Every line from the one that holds "Parse this screenshot: output" through the final line should be returned exactly. Omit the pictures.
begin Exercise data
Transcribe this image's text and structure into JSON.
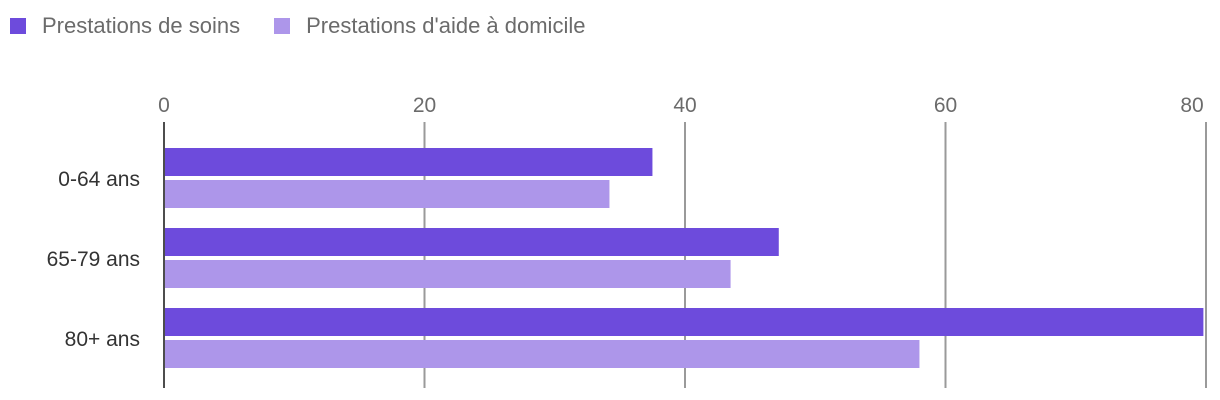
{
  "chart_data": {
    "type": "bar",
    "orientation": "horizontal",
    "categories": [
      "0-64 ans",
      "65-79 ans",
      "80+ ans"
    ],
    "series": [
      {
        "name": "Prestations de soins",
        "values": [
          37.5,
          47.2,
          79.8
        ],
        "color": "#6d4bdc"
      },
      {
        "name": "Prestations d'aide à domicile",
        "values": [
          34.2,
          43.5,
          58.0
        ],
        "color": "#ad96ea"
      }
    ],
    "xlim": [
      0,
      80
    ],
    "xticks": [
      "0",
      "20",
      "40",
      "60",
      "80"
    ],
    "grid": true,
    "legend_position": "top-left",
    "title": "",
    "xlabel": "",
    "ylabel": ""
  }
}
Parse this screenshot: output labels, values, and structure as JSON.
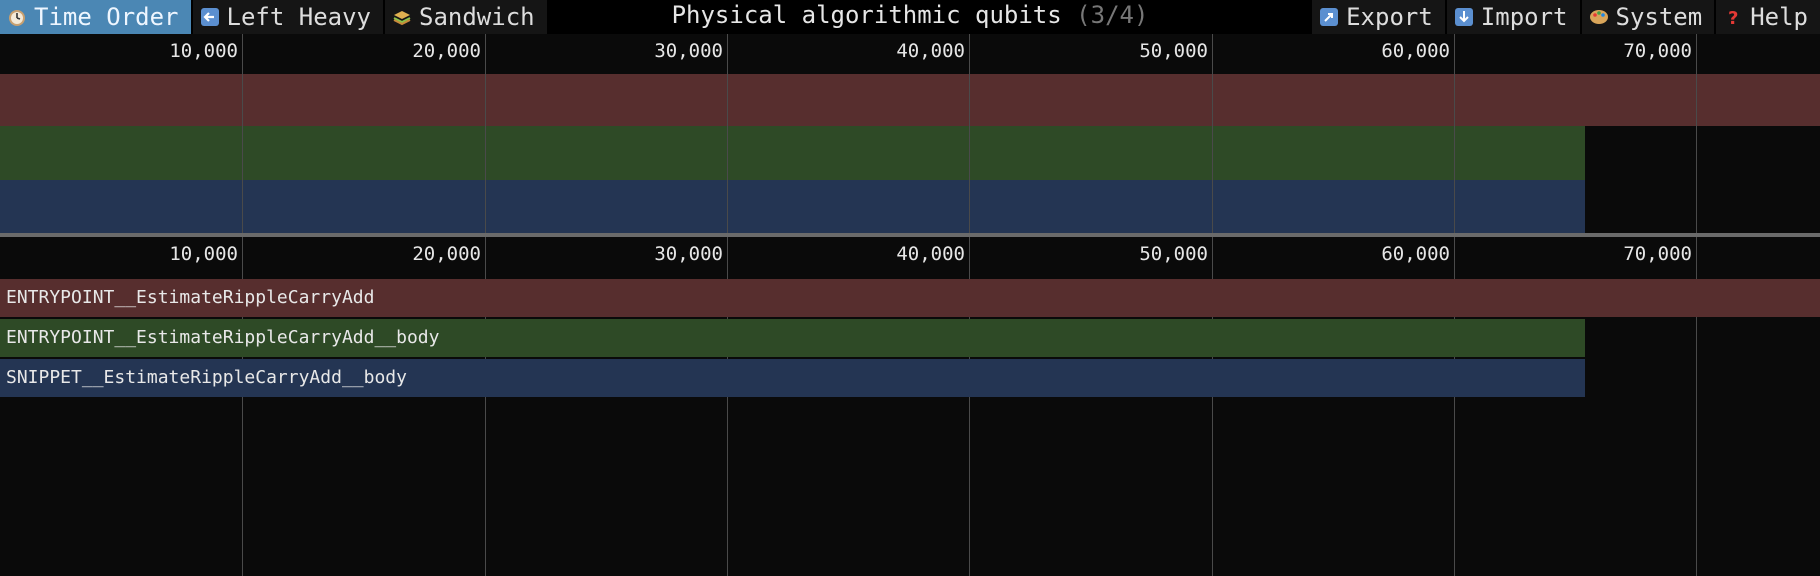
{
  "toolbar": {
    "left_tabs": [
      {
        "label": "Time Order",
        "icon": "clock-icon",
        "active": true
      },
      {
        "label": "Left Heavy",
        "icon": "arrow-left-icon",
        "active": false
      },
      {
        "label": "Sandwich",
        "icon": "sandwich-icon",
        "active": false
      }
    ],
    "title": "Physical algorithmic qubits",
    "title_counter": "(3/4)",
    "right_tabs": [
      {
        "label": "Export",
        "icon": "export-icon"
      },
      {
        "label": "Import",
        "icon": "import-icon"
      },
      {
        "label": "System",
        "icon": "palette-icon"
      },
      {
        "label": "Help",
        "icon": "question-icon"
      }
    ]
  },
  "ruler_ticks": [
    "10,000",
    "20,000",
    "30,000",
    "40,000",
    "50,000",
    "60,000",
    "70,000"
  ],
  "colors": {
    "frame_1": "#572e2e",
    "frame_2": "#2e4a26",
    "frame_3": "#243553",
    "accent": "#4b87b4"
  },
  "frames": [
    {
      "name": "ENTRYPOINT__EstimateRippleCarryAdd",
      "start": 0,
      "end": 75500
    },
    {
      "name": "ENTRYPOINT__EstimateRippleCarryAdd__body",
      "start": 0,
      "end": 65400
    },
    {
      "name": "SNIPPET__EstimateRippleCarryAdd__body",
      "start": 0,
      "end": 65400
    }
  ]
}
end Exercise data
Finished answer »
Parse this screenshot: output labels, values, and structure as JSON.
{
  "toolbar": {
    "left_tabs": [
      {
        "label": "Time Order",
        "icon": "clock-icon",
        "active": true
      },
      {
        "label": "Left Heavy",
        "icon": "arrow-left-icon",
        "active": false
      },
      {
        "label": "Sandwich",
        "icon": "sandwich-icon",
        "active": false
      }
    ],
    "title": "Physical algorithmic qubits",
    "title_counter": "(3/4)",
    "right_tabs": [
      {
        "label": "Export",
        "icon": "export-icon"
      },
      {
        "label": "Import",
        "icon": "import-icon"
      },
      {
        "label": "System",
        "icon": "palette-icon"
      },
      {
        "label": "Help",
        "icon": "question-icon"
      }
    ]
  },
  "ruler_ticks": [
    "10,000",
    "20,000",
    "30,000",
    "40,000",
    "50,000",
    "60,000",
    "70,000"
  ],
  "colors": {
    "frame_1": "#572e2e",
    "frame_2": "#2e4a26",
    "frame_3": "#243553",
    "accent": "#4b87b4"
  },
  "frames": [
    {
      "name": "ENTRYPOINT__EstimateRippleCarryAdd",
      "start": 0,
      "end": 75500
    },
    {
      "name": "ENTRYPOINT__EstimateRippleCarryAdd__body",
      "start": 0,
      "end": 65400
    },
    {
      "name": "SNIPPET__EstimateRippleCarryAdd__body",
      "start": 0,
      "end": 65400
    }
  ]
}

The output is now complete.